▸ **Short problem**
Keep the wording of each record exactly the same when you repeat it, and leave out pictures.

[Data extracted from a collection]

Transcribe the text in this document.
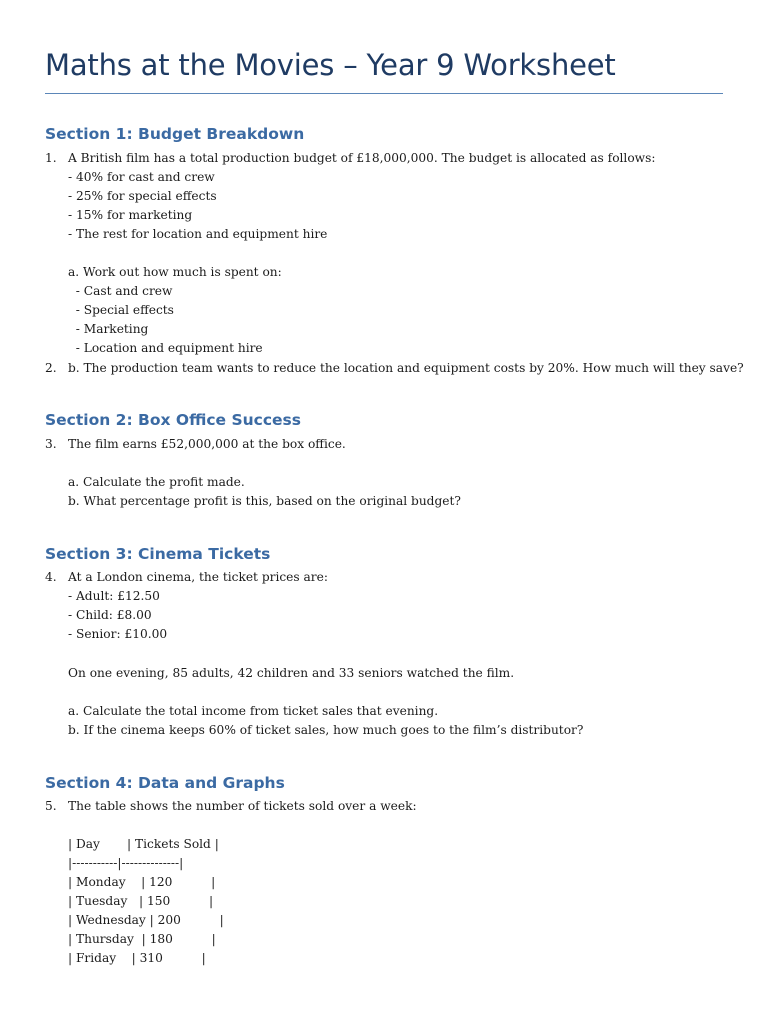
Maths at the Movies – Year 9 Worksheet
Section 1: Budget Breakdown
1. A British film has a total production budget of £18,000,000. The budget is allocated as follows:
- 40% for cast and crew
- 25% for special effects
- 15% for marketing
- The rest for location and equipment hire
a. Work out how much is spent on:
- Cast and crew
- Special effects
- Marketing
- Location and equipment hire
2. b. The production team wants to reduce the location and equipment costs by 20%. How much will they save?
Section 2: Box Office Success
3. The film earns £52,000,000 at the box office.
a. Calculate the profit made.
b. What percentage profit is this, based on the original budget?
Section 3: Cinema Tickets
4. At a London cinema, the ticket prices are:
- Adult: £12.50
- Child: £8.00
- Senior: £10.00
On one evening, 85 adults, 42 children and 33 seniors watched the film.
a. Calculate the total income from ticket sales that evening.
b. If the cinema keeps 60% of ticket sales, how much goes to the film’s distributor?
Section 4: Data and Graphs
5. The table shows the number of tickets sold over a week:
| Day       | Tickets Sold |
|-----------|--------------|
| Monday    | 120          |
| Tuesday   | 150          |
| Wednesday | 200          |
| Thursday  | 180          |
| Friday    | 310          |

▸ **Result**
Transcribe the text in this document.
Maths at the Movies – Year 9 Worksheet
Section 1: Budget Breakdown
1. A British film has a total production budget of £18,000,000. The budget is allocated as follows:
- 40% for cast and crew
- 25% for special effects
- 15% for marketing
- The rest for location and equipment hire
a. Work out how much is spent on:
- Cast and crew
- Special effects
- Marketing
- Location and equipment hire
2. b. The production team wants to reduce the location and equipment costs by 20%. How much will they save?
Section 2: Box Office Success
3. The film earns £52,000,000 at the box office.
a. Calculate the profit made.
b. What percentage profit is this, based on the original budget?
Section 3: Cinema Tickets
4. At a London cinema, the ticket prices are:
- Adult: £12.50
- Child: £8.00
- Senior: £10.00
On one evening, 85 adults, 42 children and 33 seniors watched the film.
a. Calculate the total income from ticket sales that evening.
b. If the cinema keeps 60% of ticket sales, how much goes to the film’s distributor?
Section 4: Data and Graphs
5. The table shows the number of tickets sold over a week:
| Day       | Tickets Sold |
|-----------|--------------|
| Monday    | 120          |
| Tuesday   | 150          |
| Wednesday | 200          |
| Thursday  | 180          |
| Friday    | 310          |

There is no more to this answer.